_Job_: Copy out all lines with the word "Агропромкомплектация" in them.

_Record set_:

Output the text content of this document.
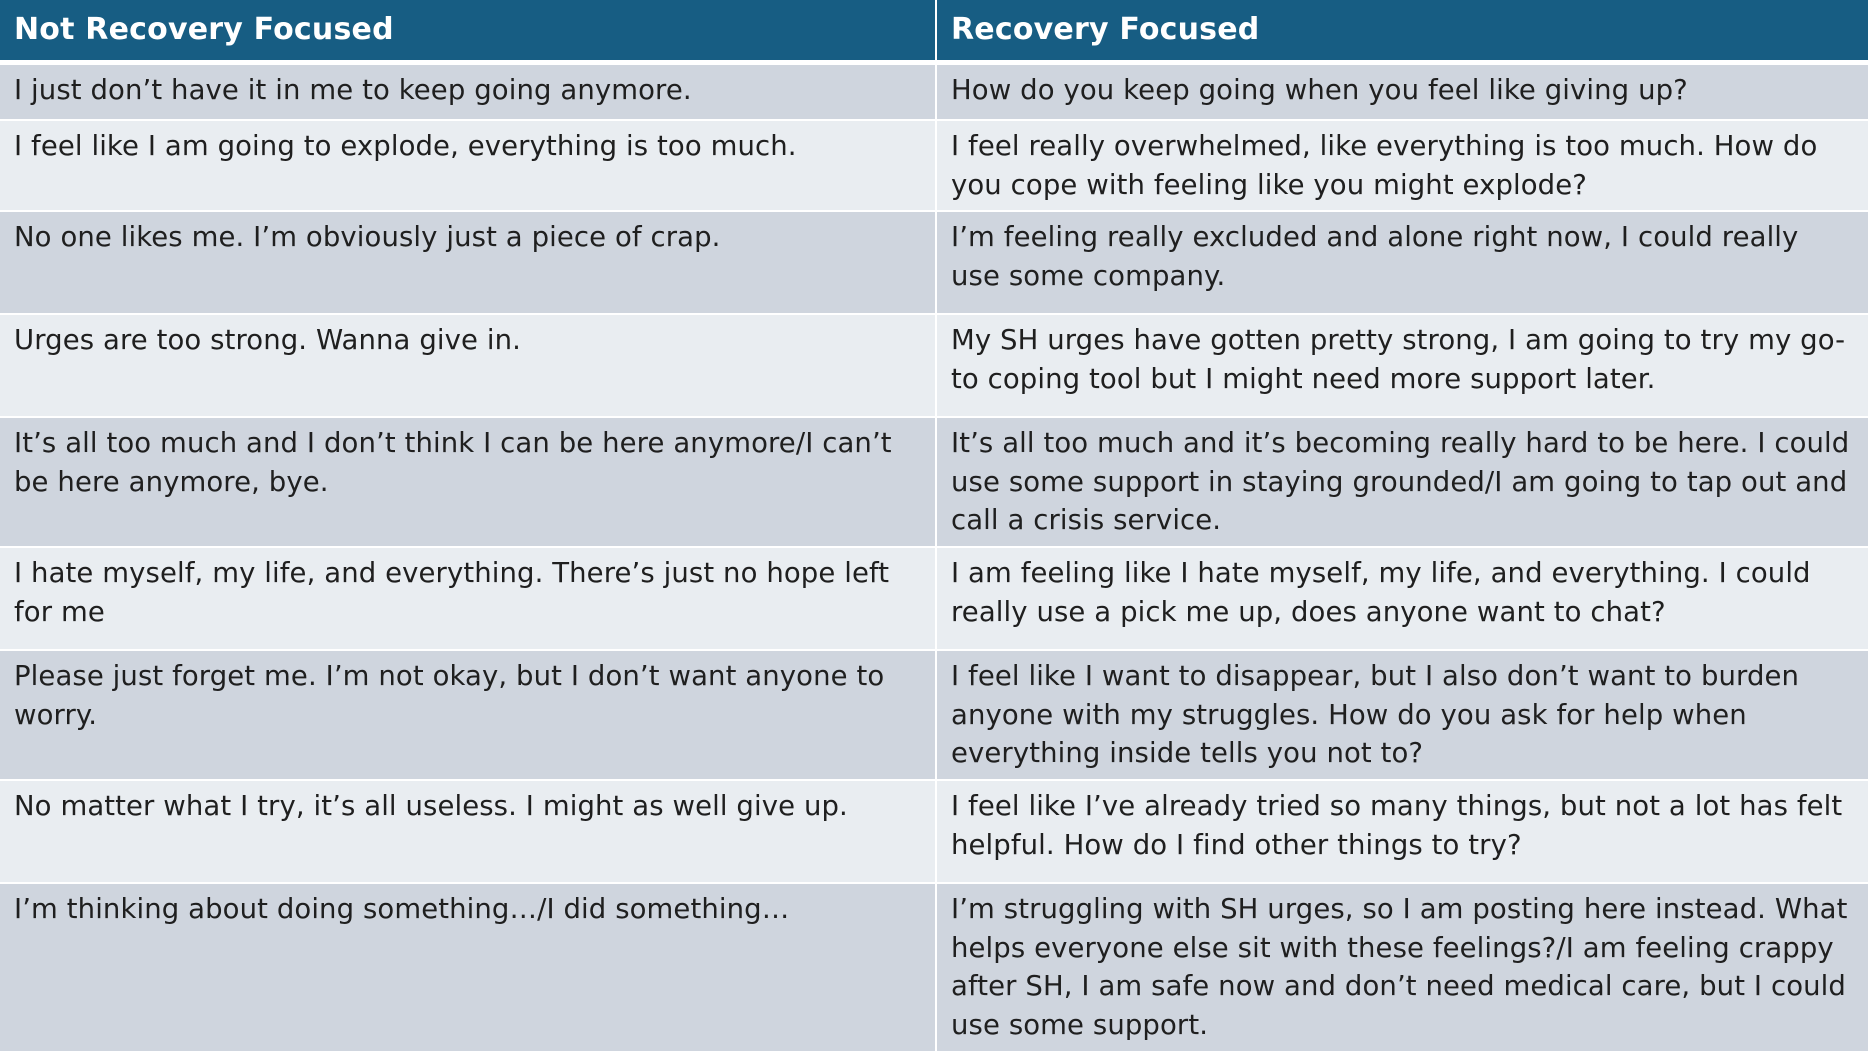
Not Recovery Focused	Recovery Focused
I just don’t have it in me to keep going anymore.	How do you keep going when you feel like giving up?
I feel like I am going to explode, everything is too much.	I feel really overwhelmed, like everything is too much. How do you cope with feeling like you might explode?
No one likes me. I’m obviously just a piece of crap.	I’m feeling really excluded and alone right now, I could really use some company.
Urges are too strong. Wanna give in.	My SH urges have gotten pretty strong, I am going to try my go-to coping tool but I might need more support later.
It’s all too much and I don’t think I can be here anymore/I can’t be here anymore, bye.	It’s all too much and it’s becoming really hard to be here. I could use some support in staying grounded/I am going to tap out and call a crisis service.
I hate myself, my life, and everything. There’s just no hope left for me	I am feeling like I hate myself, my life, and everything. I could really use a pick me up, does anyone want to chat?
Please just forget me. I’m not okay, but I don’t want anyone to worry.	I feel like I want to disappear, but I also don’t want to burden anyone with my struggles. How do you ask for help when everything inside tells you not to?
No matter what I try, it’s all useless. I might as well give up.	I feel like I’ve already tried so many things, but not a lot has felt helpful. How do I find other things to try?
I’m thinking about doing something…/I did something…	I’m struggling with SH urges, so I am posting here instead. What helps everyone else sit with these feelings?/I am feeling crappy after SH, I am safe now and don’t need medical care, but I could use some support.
--
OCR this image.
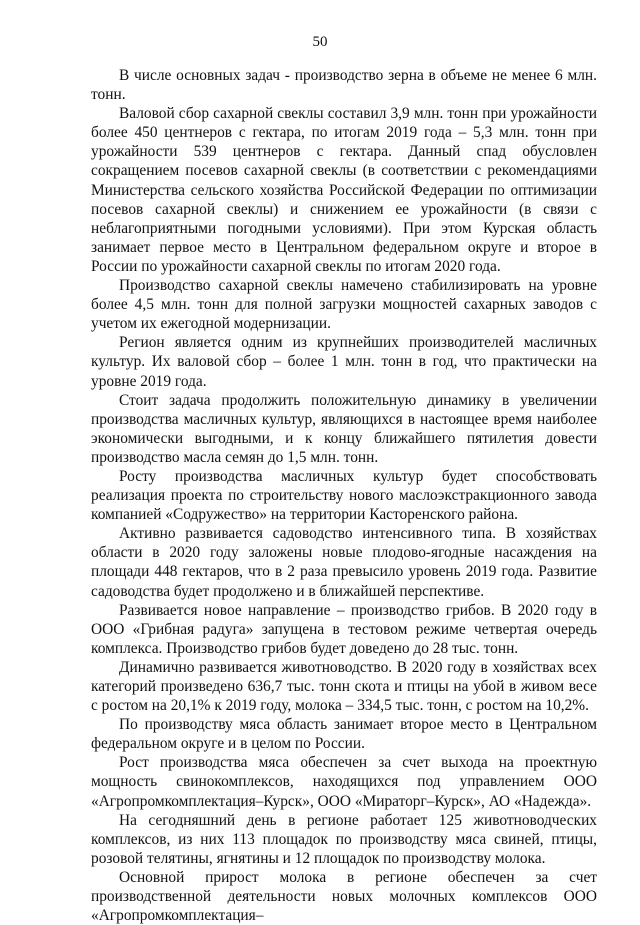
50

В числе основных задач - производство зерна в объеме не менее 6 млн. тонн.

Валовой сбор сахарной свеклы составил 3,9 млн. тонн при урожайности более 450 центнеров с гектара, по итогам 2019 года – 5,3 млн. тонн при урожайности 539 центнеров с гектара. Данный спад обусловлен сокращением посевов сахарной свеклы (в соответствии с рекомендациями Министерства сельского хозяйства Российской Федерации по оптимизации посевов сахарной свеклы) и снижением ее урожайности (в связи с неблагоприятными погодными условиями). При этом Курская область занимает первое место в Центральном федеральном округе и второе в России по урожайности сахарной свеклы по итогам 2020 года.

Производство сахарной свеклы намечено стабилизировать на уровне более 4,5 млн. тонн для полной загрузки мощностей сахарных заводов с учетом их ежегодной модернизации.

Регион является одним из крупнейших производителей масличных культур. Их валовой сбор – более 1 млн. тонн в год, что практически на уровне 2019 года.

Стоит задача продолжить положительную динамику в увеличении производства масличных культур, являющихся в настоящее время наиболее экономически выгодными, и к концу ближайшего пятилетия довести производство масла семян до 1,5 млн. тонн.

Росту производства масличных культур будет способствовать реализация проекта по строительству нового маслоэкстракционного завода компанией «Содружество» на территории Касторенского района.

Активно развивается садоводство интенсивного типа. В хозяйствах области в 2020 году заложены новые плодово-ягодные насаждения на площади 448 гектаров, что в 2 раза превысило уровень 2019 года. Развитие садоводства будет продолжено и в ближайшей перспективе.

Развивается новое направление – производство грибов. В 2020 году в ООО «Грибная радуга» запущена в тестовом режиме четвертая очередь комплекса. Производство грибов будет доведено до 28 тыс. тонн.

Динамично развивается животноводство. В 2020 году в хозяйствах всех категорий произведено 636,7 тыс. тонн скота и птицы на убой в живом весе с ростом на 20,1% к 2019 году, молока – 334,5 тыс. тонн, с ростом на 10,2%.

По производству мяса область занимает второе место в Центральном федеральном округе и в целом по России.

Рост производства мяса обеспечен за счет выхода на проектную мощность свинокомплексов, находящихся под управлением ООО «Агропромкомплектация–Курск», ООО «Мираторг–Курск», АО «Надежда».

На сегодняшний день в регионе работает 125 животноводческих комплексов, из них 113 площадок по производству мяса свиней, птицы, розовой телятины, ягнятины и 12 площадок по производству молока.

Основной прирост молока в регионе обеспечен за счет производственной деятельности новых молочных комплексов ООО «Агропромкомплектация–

_Worked answer_:
Рост производства мяса обеспечен за счет выхода на проектную мощность свинокомплексов, находящихся под управлением ООО «Агропромкомплектация–Курск», ООО «Мираторг–Курск», АО «Надежда».
Основной прирост молока в регионе обеспечен за счет производственной деятельности новых молочных комплексов ООО «Агропромкомплектация–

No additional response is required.